Está claro que dicha diversidad es la principal riqueza que tenemos. Que yo pueda hacer aquello que me satisface y el de enfrente se plantee lo propio, en un clima de respeto y pluralidad, es fantástico. Pero recuerden que no es algo automático ni que haya existido siempre. O que, si me apuran, sigue sin existir en muchos recovecos de este lindo y duro a la vez planeta nuestro. Tal respeto y tal capacidad de convivencia constructiva es algo por lo que hay que luchar cada día. Porque, ya se sabe, ha habido y sigue habiendo quien la cercenaría en menos que canta un gallo. En nada.

Tareas del ejercicio:
(1) Resume en dos oraciones el texto sobre la diversidad y la convivencia.
(2) Copia de forma literal el fragmento del texto sobre la diversidad y la convivencia que va desde "Está claro que" hasta "gallo. En nada.".

Registros listados:
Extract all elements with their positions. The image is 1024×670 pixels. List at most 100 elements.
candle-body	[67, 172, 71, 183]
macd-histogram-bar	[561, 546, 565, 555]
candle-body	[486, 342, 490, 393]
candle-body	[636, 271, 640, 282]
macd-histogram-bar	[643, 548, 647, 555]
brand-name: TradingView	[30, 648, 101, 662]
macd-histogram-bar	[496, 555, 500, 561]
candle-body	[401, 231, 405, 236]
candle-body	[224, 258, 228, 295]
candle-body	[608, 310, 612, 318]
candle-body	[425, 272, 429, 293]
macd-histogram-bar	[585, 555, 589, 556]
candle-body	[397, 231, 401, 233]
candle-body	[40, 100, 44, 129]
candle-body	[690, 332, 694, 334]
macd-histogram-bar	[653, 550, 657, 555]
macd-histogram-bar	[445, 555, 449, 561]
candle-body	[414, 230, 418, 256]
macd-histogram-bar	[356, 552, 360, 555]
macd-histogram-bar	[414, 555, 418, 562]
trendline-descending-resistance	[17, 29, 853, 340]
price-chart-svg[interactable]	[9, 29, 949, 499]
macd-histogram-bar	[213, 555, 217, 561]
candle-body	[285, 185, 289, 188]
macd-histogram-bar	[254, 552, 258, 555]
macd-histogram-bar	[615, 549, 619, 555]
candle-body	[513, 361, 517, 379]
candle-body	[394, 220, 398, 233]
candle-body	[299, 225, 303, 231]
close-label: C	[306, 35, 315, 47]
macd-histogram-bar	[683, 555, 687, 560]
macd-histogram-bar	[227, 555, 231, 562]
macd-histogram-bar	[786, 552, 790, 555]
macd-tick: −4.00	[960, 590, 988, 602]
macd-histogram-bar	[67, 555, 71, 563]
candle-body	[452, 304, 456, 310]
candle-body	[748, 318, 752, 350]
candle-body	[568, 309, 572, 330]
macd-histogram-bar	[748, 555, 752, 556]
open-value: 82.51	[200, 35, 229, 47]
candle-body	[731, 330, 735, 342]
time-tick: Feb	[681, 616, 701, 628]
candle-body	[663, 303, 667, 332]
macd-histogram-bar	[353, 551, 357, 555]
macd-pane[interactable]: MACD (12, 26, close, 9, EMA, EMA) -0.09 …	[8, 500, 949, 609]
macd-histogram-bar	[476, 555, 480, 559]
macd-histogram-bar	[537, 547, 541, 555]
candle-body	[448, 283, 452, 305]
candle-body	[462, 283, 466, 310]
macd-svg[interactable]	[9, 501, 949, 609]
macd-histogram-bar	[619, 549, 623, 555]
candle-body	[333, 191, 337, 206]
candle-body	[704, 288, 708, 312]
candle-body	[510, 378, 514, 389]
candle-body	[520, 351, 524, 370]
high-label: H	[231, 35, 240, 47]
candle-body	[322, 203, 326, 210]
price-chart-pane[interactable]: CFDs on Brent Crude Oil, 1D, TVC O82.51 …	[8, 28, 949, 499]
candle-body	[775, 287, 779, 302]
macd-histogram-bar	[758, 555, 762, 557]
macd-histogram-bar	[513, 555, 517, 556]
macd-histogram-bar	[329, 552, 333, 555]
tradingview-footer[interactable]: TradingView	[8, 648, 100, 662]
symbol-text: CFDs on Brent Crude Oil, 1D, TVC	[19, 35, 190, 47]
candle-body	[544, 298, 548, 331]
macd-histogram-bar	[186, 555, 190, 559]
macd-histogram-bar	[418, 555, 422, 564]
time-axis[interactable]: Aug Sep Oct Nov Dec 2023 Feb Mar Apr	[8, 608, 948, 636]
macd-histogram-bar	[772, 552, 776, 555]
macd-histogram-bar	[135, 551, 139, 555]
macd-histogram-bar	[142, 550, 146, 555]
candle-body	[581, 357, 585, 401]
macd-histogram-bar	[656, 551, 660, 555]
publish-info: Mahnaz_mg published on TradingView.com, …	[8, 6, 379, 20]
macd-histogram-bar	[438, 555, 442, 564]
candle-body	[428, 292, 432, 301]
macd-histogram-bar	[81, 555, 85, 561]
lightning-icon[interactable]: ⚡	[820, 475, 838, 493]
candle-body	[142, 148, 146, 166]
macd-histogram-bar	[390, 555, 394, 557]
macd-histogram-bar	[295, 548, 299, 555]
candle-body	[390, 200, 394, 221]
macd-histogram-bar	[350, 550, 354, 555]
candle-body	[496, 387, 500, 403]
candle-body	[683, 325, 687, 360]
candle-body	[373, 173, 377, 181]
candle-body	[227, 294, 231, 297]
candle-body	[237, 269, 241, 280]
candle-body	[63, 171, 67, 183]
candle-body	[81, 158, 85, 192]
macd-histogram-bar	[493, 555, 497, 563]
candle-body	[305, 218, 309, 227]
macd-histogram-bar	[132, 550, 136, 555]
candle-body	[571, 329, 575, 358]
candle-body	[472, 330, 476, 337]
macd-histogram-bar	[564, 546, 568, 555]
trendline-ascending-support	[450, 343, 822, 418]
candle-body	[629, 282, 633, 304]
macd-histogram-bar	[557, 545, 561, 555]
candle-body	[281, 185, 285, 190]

Respuestas del ejercicio:
(1) La diversidad es la principal riqueza que tenemos, y que cada uno pueda hacer lo que le satisface en un clima de respeto y pluralidad es fantástico. Sin embargo, ese respeto no es automático ni ha existido siempre, sigue sin existir en muchos recovecos del planeta y hay que luchar por él cada día, porque hay quien lo cercenaría en nada.

(2)
Está claro que dicha diversidad es la principal riqueza que tenemos. Que yo pueda hacer aquello que me satisface y el de enfrente se plantee lo propio, en un clima de respeto y pluralidad, es fantástico. Pero recuerden que no es algo automático ni que haya existido siempre. O que, si me apuran, sigue sin existir en muchos recovecos de este lindo y duro a la vez planeta nuestro. Tal respeto y tal capacidad de convivencia constructiva es algo por lo que hay que luchar cada día. Porque, ya se sabe, ha habido y sigue habiendo quien la cercenaría en menos que canta un gallo. En nada.